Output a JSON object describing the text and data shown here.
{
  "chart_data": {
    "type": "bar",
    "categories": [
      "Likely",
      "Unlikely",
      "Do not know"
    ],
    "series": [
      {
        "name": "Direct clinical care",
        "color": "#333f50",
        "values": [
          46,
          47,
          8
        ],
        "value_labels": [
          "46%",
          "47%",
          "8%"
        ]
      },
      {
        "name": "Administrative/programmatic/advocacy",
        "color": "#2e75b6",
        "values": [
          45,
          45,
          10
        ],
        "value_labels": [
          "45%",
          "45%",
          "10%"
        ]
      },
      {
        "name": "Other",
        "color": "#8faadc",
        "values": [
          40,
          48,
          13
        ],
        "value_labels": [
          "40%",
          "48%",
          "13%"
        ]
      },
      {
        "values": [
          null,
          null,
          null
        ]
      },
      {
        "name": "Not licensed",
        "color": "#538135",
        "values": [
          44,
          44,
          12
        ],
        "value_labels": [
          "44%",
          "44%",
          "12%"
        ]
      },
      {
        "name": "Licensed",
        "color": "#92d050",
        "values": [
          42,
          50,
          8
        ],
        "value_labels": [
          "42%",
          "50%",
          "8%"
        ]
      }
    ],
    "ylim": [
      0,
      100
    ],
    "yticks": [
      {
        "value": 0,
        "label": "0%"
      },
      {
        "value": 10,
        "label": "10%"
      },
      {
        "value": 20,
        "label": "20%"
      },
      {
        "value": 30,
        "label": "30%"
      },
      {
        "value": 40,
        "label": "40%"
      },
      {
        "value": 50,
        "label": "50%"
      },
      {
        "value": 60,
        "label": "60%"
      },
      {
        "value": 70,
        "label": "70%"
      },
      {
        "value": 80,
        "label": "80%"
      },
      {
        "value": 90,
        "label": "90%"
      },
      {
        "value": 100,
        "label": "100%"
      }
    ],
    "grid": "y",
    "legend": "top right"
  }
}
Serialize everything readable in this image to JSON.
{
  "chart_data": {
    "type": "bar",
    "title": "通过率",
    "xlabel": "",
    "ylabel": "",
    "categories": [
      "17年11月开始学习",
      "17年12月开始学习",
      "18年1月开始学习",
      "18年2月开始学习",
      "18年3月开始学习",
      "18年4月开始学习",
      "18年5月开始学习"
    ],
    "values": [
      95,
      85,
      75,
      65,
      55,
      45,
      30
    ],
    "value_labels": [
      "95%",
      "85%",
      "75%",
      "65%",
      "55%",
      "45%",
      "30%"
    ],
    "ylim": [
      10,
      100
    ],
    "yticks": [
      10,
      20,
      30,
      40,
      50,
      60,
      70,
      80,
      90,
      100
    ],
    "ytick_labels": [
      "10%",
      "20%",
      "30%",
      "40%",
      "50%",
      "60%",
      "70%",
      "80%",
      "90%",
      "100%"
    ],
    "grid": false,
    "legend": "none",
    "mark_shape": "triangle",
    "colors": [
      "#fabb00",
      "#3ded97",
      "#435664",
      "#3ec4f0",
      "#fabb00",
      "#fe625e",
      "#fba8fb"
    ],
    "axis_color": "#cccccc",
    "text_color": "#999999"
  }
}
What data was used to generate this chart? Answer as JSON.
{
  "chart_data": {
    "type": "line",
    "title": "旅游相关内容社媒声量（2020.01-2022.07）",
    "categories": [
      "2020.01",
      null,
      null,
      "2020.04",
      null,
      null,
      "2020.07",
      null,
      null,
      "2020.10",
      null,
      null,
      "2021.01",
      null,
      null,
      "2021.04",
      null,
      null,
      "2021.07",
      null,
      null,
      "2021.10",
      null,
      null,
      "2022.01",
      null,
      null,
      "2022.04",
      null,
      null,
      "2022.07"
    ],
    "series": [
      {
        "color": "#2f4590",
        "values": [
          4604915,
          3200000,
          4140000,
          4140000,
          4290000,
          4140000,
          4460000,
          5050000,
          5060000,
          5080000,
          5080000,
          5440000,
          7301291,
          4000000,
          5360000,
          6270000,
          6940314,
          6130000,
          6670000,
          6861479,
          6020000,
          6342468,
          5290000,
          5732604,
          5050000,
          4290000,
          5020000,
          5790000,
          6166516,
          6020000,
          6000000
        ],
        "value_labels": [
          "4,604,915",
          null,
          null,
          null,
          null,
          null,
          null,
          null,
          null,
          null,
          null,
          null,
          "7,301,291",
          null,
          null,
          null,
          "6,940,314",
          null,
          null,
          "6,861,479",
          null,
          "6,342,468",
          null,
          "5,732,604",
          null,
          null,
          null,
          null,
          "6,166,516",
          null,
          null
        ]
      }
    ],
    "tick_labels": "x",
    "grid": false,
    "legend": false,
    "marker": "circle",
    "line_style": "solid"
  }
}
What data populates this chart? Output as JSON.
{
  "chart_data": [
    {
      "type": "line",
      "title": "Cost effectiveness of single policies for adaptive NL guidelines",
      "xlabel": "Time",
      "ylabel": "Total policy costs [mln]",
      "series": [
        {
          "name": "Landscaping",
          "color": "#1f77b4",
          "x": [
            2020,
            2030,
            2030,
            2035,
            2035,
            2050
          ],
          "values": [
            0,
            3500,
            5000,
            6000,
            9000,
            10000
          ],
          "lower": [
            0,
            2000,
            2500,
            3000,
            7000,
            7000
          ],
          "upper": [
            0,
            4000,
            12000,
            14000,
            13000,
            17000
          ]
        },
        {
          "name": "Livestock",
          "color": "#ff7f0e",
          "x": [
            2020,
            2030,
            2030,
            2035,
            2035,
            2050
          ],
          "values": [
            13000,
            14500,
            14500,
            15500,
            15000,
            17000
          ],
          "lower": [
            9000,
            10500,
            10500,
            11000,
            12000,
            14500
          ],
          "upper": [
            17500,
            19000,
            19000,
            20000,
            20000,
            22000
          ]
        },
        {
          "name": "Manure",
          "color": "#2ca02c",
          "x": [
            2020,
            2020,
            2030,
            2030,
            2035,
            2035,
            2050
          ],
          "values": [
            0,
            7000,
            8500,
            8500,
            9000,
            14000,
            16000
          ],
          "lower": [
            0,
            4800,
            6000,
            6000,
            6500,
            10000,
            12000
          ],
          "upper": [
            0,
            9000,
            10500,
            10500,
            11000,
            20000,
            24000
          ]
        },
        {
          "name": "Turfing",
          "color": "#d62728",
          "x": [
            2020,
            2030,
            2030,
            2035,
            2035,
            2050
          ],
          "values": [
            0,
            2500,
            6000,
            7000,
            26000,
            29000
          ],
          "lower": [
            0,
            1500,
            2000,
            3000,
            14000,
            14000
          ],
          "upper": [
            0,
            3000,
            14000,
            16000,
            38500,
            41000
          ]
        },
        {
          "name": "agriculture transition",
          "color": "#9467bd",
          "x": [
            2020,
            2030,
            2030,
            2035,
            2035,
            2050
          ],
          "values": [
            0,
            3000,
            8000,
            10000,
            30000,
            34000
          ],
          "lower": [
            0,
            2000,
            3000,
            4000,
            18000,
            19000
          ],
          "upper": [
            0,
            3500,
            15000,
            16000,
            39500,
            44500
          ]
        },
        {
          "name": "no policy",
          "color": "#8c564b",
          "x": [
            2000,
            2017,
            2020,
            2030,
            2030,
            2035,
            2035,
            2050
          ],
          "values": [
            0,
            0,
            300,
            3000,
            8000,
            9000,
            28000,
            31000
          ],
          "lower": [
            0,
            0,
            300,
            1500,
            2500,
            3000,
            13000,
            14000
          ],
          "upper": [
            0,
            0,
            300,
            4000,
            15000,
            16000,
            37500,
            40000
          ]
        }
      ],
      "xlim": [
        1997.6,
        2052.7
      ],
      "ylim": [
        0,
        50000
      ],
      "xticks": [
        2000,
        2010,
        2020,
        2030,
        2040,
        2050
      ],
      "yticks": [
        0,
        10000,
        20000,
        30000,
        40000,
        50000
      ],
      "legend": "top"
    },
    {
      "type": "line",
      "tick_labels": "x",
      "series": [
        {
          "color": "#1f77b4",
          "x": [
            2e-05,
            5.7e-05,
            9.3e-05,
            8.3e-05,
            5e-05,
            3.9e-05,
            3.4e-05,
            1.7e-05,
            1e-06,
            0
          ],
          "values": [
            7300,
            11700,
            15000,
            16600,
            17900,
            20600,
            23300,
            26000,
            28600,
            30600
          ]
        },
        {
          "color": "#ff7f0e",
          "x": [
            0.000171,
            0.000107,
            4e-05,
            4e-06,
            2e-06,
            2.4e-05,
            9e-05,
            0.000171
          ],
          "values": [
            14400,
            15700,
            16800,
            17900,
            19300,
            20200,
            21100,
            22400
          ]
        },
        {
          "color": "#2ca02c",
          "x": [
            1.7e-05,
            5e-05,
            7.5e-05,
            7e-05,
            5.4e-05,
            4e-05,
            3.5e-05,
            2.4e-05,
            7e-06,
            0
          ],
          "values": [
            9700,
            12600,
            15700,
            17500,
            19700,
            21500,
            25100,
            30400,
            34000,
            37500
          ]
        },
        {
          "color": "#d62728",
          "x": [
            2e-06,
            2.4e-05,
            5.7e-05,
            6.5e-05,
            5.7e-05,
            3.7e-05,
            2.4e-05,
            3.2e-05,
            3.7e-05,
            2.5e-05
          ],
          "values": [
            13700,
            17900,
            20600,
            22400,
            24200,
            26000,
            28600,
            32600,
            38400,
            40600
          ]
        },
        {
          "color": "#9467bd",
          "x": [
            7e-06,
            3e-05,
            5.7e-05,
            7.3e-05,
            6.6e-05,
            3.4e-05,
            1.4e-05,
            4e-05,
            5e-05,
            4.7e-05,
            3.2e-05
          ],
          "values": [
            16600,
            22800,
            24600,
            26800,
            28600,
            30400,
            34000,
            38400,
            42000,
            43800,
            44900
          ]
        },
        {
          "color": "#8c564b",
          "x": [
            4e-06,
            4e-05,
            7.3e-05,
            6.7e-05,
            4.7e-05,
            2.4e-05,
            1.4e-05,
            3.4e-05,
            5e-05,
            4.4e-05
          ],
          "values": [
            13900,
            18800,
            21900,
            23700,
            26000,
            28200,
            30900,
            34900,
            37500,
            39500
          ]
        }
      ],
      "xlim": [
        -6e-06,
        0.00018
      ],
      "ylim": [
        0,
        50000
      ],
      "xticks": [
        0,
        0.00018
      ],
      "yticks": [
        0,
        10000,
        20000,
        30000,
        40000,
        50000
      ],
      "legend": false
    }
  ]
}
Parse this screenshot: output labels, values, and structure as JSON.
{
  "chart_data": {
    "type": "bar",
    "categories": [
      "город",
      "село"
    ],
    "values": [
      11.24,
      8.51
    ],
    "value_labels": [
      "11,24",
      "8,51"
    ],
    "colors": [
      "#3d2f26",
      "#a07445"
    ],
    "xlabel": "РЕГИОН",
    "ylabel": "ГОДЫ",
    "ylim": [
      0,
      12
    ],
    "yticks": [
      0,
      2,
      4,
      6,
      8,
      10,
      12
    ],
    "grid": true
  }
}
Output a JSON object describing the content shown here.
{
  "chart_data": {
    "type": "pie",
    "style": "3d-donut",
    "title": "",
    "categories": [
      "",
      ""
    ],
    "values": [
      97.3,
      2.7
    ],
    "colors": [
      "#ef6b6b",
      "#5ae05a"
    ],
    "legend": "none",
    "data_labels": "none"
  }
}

------------------------------------------------

• _THE EXERCISE_
Find the lines containing "JSON" and list every one of them.

• _RESULT OF THIS EXERCISE_
Output a JSON object describing the text and data shown here.
Serialize everything readable in this image to JSON.
What data was used to generate this chart? Answer as JSON.
What data populates this chart? Output as JSON.
Parse this screenshot: output labels, values, and structure as JSON.
Output a JSON object describing the content shown here.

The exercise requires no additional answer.